# What needs to be done:
Find every line with the word "Size" and report how many there are, without any other text.

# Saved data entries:
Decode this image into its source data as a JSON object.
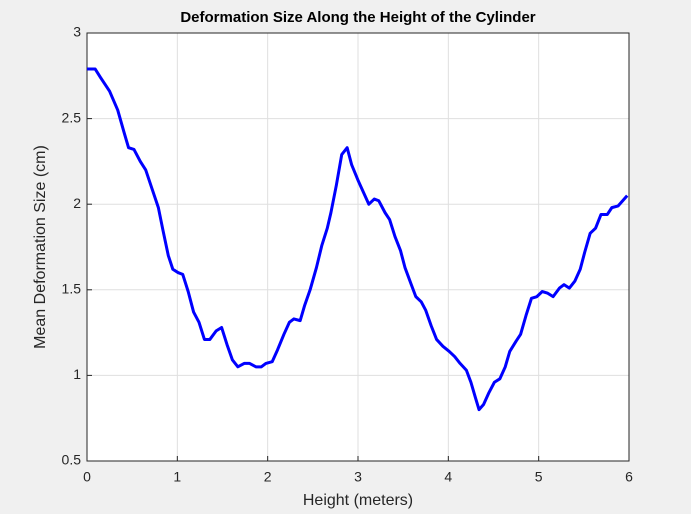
{
  "chart_data": {
    "type": "line",
    "title": "Deformation Size Along the Height of the Cylinder",
    "x_label": "Height (meters)",
    "y_label": "Mean Deformation Size (cm)",
    "xlim": [
      0,
      6
    ],
    "xticks": [
      0,
      1,
      2,
      3,
      4,
      5,
      6
    ],
    "ylim": [
      0.5,
      3
    ],
    "yticks": [
      0.5,
      1,
      1.5,
      2,
      2.5,
      3
    ],
    "grid": true,
    "series": [
      {
        "color": "#0000ff",
        "x": [
          0,
          0.09,
          0.15,
          0.25,
          0.34,
          0.41,
          0.46,
          0.52,
          0.59,
          0.65,
          0.72,
          0.79,
          0.84,
          0.9,
          0.95,
          1.01,
          1.06,
          1.12,
          1.18,
          1.24,
          1.3,
          1.36,
          1.43,
          1.49,
          1.55,
          1.61,
          1.67,
          1.74,
          1.8,
          1.87,
          1.93,
          1.98,
          2.05,
          2.11,
          2.18,
          2.24,
          2.29,
          2.36,
          2.41,
          2.47,
          2.54,
          2.6,
          2.66,
          2.7,
          2.76,
          2.82,
          2.88,
          2.93,
          3.0,
          3.06,
          3.12,
          3.18,
          3.23,
          3.3,
          3.35,
          3.41,
          3.47,
          3.52,
          3.59,
          3.64,
          3.7,
          3.75,
          3.81,
          3.87,
          3.94,
          4.01,
          4.07,
          4.13,
          4.2,
          4.25,
          4.3,
          4.34,
          4.39,
          4.45,
          4.51,
          4.57,
          4.63,
          4.68,
          4.75,
          4.8,
          4.86,
          4.92,
          4.98,
          5.04,
          5.1,
          5.16,
          5.23,
          5.28,
          5.34,
          5.4,
          5.46,
          5.51,
          5.57,
          5.63,
          5.69,
          5.76,
          5.81,
          5.88,
          5.93,
          5.98
        ],
        "values": [
          2.79,
          2.79,
          2.74,
          2.66,
          2.55,
          2.42,
          2.33,
          2.32,
          2.25,
          2.2,
          2.09,
          1.98,
          1.85,
          1.7,
          1.62,
          1.6,
          1.59,
          1.49,
          1.37,
          1.31,
          1.21,
          1.21,
          1.26,
          1.28,
          1.18,
          1.09,
          1.05,
          1.07,
          1.07,
          1.05,
          1.05,
          1.07,
          1.08,
          1.15,
          1.24,
          1.31,
          1.33,
          1.32,
          1.41,
          1.5,
          1.63,
          1.76,
          1.86,
          1.95,
          2.11,
          2.29,
          2.33,
          2.23,
          2.14,
          2.07,
          2.0,
          2.03,
          2.02,
          1.95,
          1.91,
          1.81,
          1.73,
          1.63,
          1.53,
          1.46,
          1.43,
          1.38,
          1.29,
          1.21,
          1.17,
          1.14,
          1.11,
          1.07,
          1.03,
          0.96,
          0.87,
          0.8,
          0.83,
          0.9,
          0.96,
          0.98,
          1.05,
          1.14,
          1.2,
          1.24,
          1.35,
          1.45,
          1.46,
          1.49,
          1.48,
          1.46,
          1.51,
          1.53,
          1.51,
          1.55,
          1.62,
          1.72,
          1.83,
          1.86,
          1.94,
          1.94,
          1.98,
          1.99,
          2.02,
          2.05
        ]
      }
    ]
  }
}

# Solution to this problem:
2